* _Stated goal_
Turn the stretch of the records from the line containing "table-cell: 12210 [243, 159, 301, 178]" through the line containing "table-cell: 19404 [415, 231, 473, 250]" into a JSON list of strings, with one string per line and no blank lines.
▶
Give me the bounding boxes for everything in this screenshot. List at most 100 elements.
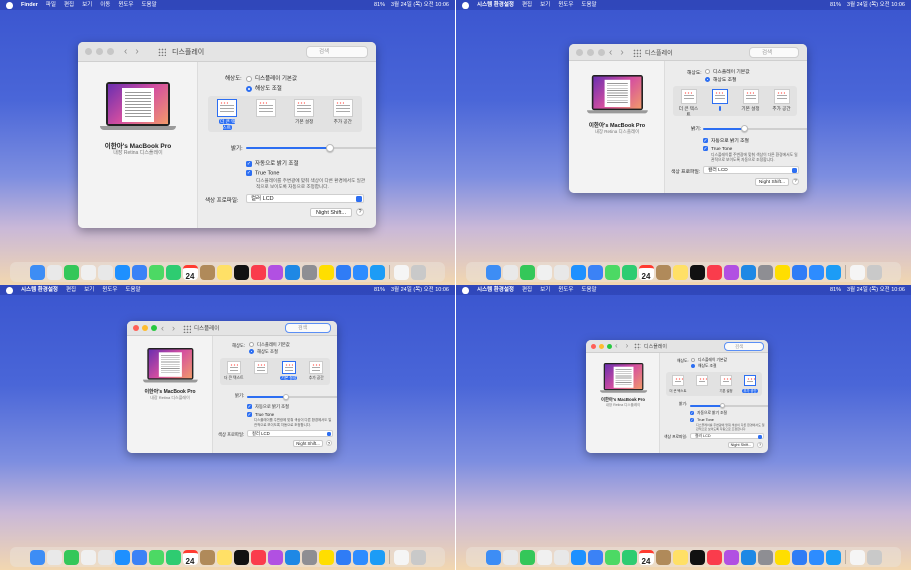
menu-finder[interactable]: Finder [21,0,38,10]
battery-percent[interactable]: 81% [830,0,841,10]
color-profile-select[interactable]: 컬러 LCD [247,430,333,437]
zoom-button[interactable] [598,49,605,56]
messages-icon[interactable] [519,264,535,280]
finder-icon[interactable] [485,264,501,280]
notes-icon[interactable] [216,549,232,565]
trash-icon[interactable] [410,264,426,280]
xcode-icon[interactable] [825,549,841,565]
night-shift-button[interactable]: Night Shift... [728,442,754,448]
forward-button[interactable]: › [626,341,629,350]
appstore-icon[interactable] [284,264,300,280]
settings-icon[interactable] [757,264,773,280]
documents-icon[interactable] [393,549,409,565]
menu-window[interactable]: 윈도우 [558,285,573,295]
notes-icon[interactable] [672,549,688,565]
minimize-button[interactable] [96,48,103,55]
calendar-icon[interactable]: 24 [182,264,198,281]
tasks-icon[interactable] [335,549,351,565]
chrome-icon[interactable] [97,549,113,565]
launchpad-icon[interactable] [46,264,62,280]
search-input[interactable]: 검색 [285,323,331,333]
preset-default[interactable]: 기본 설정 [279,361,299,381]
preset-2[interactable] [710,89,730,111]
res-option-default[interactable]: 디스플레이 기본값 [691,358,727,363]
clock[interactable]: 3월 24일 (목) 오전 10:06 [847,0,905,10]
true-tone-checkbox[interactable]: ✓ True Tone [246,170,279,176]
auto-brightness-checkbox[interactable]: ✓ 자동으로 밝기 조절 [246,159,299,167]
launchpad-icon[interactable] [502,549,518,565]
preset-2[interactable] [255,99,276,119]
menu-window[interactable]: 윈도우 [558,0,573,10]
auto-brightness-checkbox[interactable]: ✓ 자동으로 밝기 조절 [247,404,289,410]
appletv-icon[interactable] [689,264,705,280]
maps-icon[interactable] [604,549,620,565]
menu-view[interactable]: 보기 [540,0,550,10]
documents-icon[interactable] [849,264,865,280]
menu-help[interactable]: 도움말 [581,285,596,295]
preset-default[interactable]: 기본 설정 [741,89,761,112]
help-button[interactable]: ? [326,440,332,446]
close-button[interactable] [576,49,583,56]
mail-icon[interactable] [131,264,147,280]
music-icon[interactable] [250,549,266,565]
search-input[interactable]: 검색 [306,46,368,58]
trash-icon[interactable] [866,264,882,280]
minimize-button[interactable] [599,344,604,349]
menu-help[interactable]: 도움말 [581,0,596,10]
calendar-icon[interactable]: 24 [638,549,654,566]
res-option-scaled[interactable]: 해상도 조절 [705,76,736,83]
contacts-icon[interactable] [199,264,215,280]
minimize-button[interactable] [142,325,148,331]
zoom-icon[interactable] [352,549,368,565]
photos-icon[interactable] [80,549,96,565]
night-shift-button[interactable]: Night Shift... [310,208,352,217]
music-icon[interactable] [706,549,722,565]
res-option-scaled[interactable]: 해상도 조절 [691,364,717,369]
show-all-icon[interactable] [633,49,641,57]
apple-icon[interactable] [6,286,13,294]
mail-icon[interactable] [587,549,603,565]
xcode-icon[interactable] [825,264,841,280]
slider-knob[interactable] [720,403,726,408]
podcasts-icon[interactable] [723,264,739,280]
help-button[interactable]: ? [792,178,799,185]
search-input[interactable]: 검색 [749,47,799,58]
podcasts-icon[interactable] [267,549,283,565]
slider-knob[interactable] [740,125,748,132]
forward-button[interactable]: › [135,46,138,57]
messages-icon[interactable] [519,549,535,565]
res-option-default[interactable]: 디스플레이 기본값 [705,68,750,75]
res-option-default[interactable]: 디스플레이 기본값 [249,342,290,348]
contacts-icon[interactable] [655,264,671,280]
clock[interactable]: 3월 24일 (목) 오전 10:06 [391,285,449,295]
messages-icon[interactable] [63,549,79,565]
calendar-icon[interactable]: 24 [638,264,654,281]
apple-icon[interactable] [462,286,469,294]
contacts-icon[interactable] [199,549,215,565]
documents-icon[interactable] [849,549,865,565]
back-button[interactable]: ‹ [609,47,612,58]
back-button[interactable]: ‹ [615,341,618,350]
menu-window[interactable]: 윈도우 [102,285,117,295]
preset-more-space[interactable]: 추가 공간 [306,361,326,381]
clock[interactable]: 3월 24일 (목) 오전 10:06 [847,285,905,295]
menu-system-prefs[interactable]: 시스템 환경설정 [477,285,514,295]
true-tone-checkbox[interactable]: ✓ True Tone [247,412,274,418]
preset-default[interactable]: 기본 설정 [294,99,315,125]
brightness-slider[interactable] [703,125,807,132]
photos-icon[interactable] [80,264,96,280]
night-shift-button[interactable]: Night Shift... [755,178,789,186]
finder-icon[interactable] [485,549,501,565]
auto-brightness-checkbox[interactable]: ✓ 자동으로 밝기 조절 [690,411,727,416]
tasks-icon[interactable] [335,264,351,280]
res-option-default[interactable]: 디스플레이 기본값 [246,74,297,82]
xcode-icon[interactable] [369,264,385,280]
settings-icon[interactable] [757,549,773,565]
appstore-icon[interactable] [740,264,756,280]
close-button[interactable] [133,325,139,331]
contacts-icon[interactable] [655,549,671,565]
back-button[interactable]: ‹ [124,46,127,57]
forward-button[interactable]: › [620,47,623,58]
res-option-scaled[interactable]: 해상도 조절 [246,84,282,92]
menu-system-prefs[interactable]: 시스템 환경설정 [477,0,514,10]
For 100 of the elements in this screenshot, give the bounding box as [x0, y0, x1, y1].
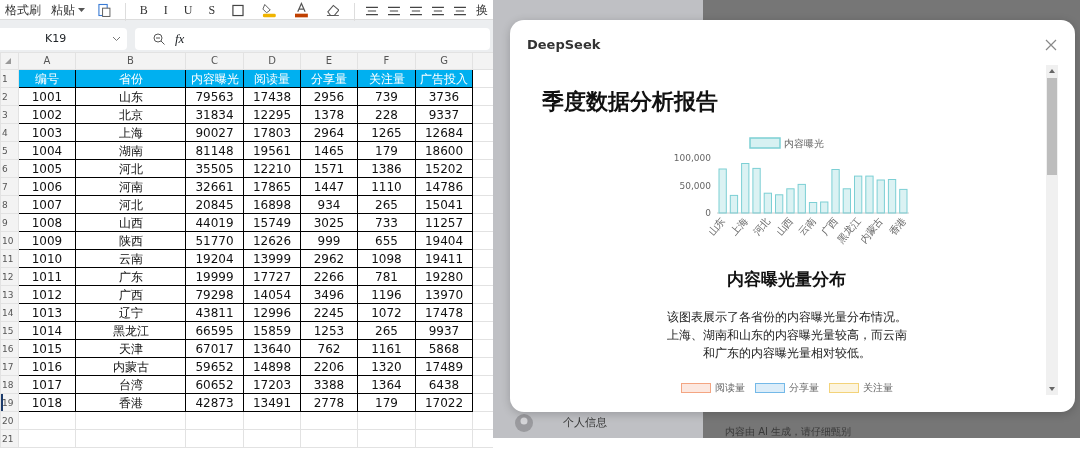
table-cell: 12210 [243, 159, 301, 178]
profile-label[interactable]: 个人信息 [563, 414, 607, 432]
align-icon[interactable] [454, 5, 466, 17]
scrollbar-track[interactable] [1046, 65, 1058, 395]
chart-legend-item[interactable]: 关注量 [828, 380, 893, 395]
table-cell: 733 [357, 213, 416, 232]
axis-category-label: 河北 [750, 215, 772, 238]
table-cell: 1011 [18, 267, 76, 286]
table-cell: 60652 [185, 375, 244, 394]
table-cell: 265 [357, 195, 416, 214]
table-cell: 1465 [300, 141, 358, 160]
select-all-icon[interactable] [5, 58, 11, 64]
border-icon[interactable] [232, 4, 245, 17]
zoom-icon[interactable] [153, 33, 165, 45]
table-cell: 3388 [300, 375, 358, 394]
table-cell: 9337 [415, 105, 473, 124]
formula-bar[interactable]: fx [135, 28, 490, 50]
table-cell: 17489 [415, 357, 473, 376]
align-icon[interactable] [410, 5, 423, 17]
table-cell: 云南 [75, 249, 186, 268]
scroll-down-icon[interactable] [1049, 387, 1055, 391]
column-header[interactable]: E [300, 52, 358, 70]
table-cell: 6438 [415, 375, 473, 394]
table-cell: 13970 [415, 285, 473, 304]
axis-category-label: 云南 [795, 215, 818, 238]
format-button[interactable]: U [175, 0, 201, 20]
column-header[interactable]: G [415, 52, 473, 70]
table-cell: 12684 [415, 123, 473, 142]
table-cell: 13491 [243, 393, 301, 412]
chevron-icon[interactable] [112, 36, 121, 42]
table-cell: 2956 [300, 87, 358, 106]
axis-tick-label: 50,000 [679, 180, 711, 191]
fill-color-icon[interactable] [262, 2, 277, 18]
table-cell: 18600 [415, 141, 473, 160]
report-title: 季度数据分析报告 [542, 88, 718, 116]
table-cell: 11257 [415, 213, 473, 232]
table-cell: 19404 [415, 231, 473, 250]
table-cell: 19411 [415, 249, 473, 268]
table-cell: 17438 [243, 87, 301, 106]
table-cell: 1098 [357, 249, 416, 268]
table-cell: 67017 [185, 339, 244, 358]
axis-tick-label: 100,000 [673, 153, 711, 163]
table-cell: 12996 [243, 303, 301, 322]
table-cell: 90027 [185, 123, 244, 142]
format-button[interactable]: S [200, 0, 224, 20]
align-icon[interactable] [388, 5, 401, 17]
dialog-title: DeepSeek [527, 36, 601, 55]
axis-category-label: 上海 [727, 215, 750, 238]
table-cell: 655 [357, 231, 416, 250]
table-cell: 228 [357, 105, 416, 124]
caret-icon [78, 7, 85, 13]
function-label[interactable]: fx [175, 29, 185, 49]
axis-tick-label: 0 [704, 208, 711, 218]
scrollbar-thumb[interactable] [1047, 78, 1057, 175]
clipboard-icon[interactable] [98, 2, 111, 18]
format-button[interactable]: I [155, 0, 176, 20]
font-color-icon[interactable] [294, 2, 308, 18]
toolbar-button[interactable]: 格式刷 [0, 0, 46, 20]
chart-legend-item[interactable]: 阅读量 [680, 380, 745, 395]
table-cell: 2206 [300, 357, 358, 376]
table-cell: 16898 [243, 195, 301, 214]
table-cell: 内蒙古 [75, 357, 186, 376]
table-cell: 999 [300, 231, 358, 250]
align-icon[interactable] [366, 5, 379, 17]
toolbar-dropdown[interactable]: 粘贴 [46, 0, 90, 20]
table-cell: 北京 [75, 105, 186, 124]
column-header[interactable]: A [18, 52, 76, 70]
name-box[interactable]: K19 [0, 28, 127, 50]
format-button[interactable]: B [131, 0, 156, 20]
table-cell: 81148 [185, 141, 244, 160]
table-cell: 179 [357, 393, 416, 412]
◀
* _Written answer_
[
  "table-cell: 12210 [243, 159, 301, 178]",
  "profile-label[interactable]: 个人信息 [563, 414, 607, 432]",
  "align-icon[interactable] [454, 5, 466, 17]",
  "scrollbar-track[interactable] [1046, 65, 1058, 395]",
  "chart-legend-item[interactable]: 关注量 [828, 380, 893, 395]",
  "table-cell: 733 [357, 213, 416, 232]",
  "axis-category-label: 河北 [750, 215, 772, 238]",
  "table-cell: 1011 [18, 267, 76, 286]",
  "table-cell: 60652 [185, 375, 244, 394]",
  "table-cell: 265 [357, 195, 416, 214]",
  "table-cell: 1465 [300, 141, 358, 160]",
  "select-all-icon[interactable] [5, 58, 11, 64]",
  "border-icon[interactable] [232, 4, 245, 17]",
  "zoom-icon[interactable] [153, 33, 165, 45]",
  "table-cell: 3388 [300, 375, 358, 394]",
  "table-cell: 9337 [415, 105, 473, 124]",
  "formula-bar[interactable]: fx [135, 28, 490, 50]",
  "table-cell: 17489 [415, 357, 473, 376]",
  "align-icon[interactable] [410, 5, 423, 17]",
  "table-cell: 云南 [75, 249, 186, 268]",
  "scroll-down-icon[interactable] [1049, 387, 1055, 391]",
  "column-header[interactable]: E [300, 52, 358, 70]",
  "table-cell: 6438 [415, 375, 473, 394]",
  "table-cell: 13970 [415, 285, 473, 304]",
  "axis-category-label: 云南 [795, 215, 818, 238]",
  "format-button[interactable]: U [175, 0, 201, 20]",
  "column-header[interactable]: G [415, 52, 473, 70]",
  "table-cell: 12684 [415, 123, 473, 142]",
  "table-cell: 13491 [243, 393, 301, 412]",
  "chevron-icon[interactable] [112, 36, 121, 42]",
  "table-cell: 2956 [300, 87, 358, 106]",
  "axis-tick-label: 50,000 [679, 180, 711, 191]",
  "fill-color-icon[interactable] [262, 2, 277, 18]",
  "table-cell: 18600 [415, 141, 473, 160]",
  "report-title: 季度数据分析报告 [542, 88, 718, 116]",
  "table-cell: 11257 [415, 213, 473, 232]",
  "table-cell: 19404 [415, 231, 473, 250]"
]